╭──

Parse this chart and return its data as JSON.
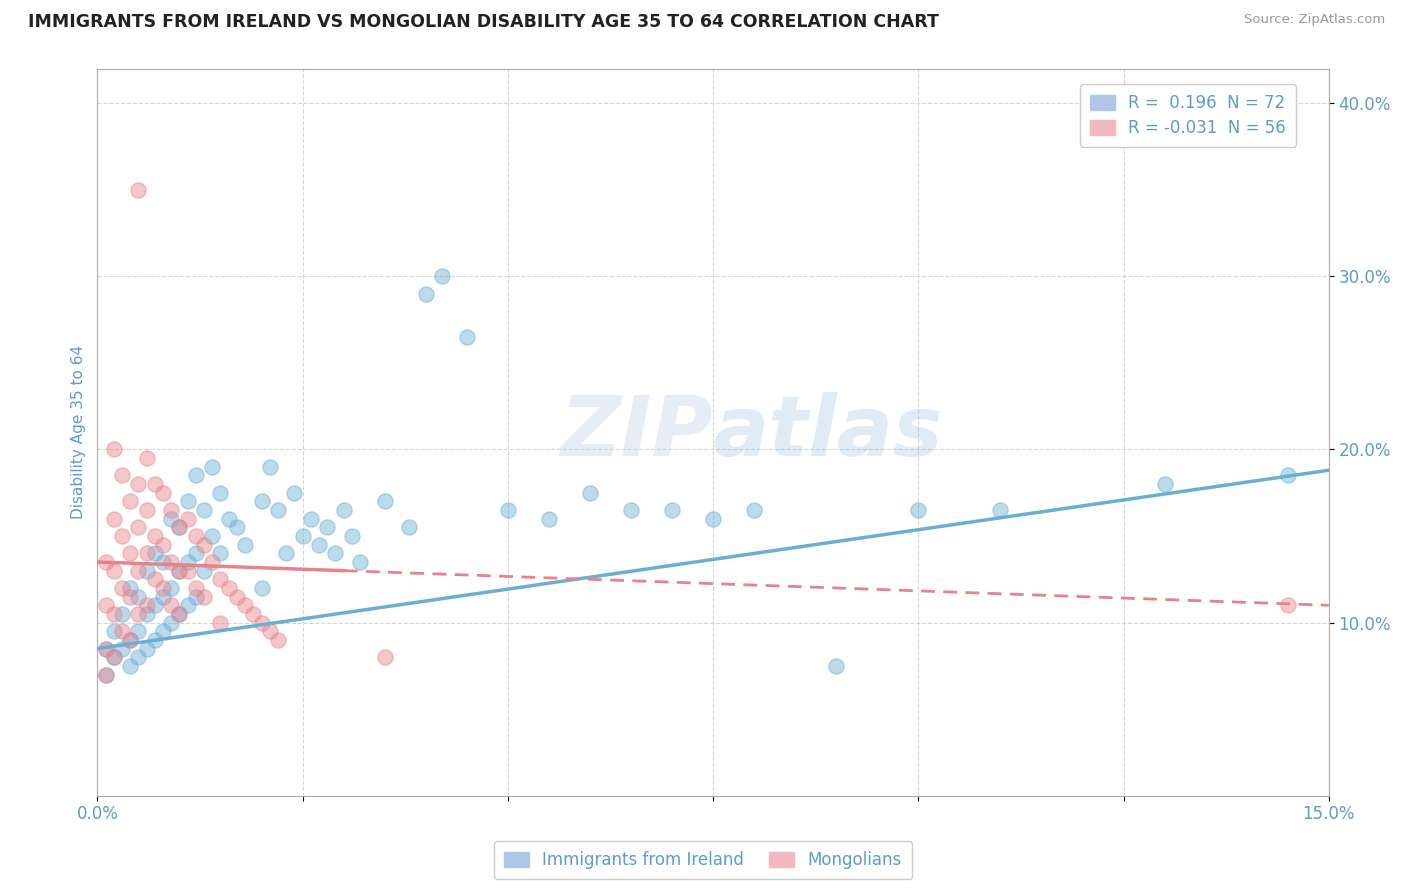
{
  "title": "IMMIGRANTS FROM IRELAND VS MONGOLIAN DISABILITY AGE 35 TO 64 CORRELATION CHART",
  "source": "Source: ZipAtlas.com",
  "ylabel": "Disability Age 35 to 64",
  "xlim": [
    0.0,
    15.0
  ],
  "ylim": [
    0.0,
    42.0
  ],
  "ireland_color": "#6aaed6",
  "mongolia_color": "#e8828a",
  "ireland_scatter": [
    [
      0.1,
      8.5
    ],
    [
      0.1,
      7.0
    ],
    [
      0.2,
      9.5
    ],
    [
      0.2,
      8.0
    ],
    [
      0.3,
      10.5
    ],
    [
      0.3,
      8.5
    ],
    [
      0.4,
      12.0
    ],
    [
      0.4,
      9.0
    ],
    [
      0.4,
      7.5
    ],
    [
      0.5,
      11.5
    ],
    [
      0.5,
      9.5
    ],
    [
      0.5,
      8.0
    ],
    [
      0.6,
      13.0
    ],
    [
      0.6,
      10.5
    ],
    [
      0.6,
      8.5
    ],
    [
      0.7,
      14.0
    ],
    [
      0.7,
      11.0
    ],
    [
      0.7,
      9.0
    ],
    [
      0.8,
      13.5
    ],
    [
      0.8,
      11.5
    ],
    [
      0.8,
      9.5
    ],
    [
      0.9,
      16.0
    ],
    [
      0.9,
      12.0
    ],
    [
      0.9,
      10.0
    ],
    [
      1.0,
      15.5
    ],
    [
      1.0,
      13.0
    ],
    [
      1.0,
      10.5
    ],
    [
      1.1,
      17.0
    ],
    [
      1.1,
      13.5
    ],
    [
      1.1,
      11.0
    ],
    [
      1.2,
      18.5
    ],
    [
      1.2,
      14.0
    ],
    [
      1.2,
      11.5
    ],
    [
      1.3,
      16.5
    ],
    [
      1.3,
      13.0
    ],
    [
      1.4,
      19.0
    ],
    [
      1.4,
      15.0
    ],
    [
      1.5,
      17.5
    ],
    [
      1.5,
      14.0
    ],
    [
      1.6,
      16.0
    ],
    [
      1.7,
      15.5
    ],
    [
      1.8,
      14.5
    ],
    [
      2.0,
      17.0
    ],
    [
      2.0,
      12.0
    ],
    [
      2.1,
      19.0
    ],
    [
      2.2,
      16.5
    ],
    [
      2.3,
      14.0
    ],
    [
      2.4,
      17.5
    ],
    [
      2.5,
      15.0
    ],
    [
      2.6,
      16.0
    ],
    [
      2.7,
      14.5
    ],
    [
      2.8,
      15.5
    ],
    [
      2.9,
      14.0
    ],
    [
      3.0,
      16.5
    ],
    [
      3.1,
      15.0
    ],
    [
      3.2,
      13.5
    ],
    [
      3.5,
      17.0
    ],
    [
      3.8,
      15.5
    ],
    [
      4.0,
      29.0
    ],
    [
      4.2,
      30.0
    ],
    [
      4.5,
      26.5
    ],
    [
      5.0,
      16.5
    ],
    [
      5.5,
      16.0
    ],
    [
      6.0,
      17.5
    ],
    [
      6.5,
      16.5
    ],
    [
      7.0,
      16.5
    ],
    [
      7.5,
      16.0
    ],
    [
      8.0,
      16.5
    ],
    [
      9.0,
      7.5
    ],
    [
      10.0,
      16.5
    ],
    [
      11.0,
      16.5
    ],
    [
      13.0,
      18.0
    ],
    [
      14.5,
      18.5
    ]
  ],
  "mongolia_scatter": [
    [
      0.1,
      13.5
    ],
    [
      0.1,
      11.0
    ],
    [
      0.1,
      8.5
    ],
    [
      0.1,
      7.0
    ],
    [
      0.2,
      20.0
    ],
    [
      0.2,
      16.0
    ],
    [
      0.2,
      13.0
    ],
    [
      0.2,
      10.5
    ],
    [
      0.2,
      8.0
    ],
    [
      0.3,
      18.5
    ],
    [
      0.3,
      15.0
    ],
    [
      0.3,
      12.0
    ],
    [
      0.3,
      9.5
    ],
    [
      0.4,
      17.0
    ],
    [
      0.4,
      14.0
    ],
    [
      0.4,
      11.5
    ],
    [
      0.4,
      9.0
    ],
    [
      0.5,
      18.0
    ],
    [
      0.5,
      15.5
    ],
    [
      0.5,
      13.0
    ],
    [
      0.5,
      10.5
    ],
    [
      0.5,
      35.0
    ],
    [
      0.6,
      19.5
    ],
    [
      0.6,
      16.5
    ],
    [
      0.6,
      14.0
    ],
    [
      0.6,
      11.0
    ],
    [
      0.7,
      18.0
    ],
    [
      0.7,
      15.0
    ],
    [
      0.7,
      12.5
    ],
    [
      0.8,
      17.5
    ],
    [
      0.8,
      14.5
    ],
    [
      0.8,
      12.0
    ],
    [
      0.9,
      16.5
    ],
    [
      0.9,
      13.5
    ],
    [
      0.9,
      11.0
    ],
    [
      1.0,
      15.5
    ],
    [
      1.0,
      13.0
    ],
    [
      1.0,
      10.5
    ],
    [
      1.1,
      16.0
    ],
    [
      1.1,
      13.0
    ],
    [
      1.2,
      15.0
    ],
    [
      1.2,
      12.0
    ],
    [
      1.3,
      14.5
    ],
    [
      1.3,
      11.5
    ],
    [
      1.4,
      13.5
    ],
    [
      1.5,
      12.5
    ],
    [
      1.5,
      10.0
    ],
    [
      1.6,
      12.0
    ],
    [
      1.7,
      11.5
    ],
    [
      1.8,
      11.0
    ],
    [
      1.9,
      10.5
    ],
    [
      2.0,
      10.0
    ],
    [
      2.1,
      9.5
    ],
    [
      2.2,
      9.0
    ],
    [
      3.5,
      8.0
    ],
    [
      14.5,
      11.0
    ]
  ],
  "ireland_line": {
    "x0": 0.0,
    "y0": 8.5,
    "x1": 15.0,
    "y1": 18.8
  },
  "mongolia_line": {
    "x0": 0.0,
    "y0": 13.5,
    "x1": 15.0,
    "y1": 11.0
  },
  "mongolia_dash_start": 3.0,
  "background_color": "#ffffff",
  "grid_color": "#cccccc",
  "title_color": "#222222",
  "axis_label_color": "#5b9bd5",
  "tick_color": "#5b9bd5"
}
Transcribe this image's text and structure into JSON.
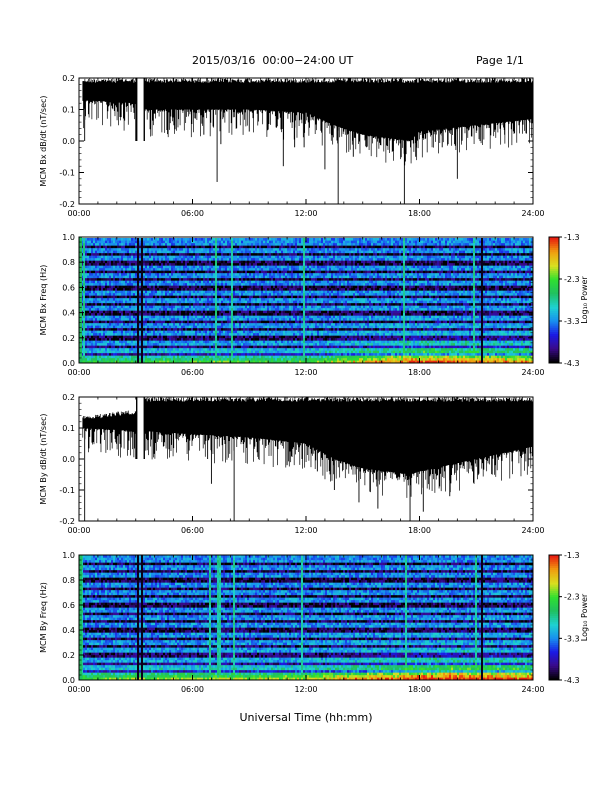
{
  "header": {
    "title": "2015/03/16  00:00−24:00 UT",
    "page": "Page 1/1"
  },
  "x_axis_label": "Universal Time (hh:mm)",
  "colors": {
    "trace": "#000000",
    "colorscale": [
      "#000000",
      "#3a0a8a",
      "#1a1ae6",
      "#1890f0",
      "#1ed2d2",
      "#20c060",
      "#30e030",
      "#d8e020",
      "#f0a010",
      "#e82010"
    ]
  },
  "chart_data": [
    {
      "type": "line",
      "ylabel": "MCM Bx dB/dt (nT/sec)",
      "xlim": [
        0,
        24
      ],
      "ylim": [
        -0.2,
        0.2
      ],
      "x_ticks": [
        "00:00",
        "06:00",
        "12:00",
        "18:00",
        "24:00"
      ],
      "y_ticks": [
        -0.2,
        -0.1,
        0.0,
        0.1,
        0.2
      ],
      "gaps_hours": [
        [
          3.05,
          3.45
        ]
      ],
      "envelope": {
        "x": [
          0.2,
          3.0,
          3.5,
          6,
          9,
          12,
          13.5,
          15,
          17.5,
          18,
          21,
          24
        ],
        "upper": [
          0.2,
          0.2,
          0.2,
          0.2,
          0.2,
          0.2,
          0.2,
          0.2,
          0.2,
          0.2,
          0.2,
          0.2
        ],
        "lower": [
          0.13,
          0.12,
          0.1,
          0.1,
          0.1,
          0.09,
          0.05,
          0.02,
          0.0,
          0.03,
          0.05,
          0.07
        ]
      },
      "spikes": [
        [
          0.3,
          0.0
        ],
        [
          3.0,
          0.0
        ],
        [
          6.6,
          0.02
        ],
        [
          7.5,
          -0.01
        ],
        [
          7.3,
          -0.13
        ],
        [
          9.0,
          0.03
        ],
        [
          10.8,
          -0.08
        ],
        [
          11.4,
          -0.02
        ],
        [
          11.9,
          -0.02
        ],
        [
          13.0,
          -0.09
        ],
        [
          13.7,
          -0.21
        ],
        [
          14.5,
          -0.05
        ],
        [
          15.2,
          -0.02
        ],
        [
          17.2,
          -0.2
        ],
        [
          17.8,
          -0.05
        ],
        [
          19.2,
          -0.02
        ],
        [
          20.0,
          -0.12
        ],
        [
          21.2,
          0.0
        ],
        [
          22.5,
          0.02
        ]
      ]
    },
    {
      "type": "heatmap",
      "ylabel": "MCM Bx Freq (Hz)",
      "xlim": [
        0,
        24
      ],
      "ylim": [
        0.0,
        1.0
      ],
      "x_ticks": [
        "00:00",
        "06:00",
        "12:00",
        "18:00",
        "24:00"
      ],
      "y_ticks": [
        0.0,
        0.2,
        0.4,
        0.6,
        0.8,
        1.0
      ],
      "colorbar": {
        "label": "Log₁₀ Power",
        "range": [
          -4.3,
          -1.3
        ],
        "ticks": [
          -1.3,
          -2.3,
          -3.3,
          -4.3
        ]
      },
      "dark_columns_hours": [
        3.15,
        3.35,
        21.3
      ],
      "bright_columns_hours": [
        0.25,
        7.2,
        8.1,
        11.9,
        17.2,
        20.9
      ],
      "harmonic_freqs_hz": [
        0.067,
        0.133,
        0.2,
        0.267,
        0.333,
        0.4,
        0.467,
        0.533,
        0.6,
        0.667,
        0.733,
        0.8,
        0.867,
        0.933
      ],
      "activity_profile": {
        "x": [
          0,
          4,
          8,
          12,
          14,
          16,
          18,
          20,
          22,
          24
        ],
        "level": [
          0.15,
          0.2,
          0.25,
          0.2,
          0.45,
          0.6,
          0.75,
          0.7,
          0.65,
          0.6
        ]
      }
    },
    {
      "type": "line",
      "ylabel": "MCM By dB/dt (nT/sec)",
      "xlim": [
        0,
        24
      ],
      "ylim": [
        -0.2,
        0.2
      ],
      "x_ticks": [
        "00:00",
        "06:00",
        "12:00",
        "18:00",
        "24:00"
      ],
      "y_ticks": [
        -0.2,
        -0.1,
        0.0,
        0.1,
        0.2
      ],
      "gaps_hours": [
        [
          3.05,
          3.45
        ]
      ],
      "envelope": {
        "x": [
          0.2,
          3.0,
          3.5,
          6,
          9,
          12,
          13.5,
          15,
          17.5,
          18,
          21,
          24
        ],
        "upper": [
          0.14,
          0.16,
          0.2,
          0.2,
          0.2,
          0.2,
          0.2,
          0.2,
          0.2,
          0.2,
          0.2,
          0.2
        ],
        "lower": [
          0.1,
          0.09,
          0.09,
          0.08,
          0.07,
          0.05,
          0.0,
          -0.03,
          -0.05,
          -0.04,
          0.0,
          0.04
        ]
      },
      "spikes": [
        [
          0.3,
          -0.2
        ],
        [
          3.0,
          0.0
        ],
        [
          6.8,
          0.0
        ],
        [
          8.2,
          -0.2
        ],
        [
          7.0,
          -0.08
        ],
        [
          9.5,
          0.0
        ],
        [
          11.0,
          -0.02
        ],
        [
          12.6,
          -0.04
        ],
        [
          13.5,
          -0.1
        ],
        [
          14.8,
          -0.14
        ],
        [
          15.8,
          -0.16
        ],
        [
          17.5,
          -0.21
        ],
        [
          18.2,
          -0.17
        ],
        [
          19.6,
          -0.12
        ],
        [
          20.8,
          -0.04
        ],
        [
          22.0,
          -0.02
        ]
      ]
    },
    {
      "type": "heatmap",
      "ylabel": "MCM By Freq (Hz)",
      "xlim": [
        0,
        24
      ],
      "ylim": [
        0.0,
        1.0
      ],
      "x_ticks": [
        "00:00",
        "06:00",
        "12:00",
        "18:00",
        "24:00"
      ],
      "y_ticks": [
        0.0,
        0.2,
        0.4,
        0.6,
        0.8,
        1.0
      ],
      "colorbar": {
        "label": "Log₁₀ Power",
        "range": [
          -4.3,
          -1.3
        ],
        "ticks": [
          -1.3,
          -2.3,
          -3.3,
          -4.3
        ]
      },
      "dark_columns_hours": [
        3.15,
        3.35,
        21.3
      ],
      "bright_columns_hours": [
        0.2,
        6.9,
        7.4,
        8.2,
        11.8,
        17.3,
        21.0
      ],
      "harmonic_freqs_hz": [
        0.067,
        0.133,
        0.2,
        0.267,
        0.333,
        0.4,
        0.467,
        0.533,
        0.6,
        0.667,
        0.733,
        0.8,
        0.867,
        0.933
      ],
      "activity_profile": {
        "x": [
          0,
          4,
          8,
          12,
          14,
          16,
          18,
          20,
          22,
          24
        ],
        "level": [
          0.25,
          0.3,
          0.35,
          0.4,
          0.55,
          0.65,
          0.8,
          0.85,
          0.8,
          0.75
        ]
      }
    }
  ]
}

╰──

• [EXERCISE REQUIREMENTS]:
Scan the material above for the string "ylabel" and return the lines that hold it.

• [THE COMPLETED TASK]:
  "ylabel": "Disability Age 35 to 64",
      "ylabel": "MCM Bx dB/dt (nT/sec)",
      "ylabel": "MCM Bx Freq (Hz)",
      "ylabel": "MCM By dB/dt (nT/sec)",
      "ylabel": "MCM By Freq (Hz)",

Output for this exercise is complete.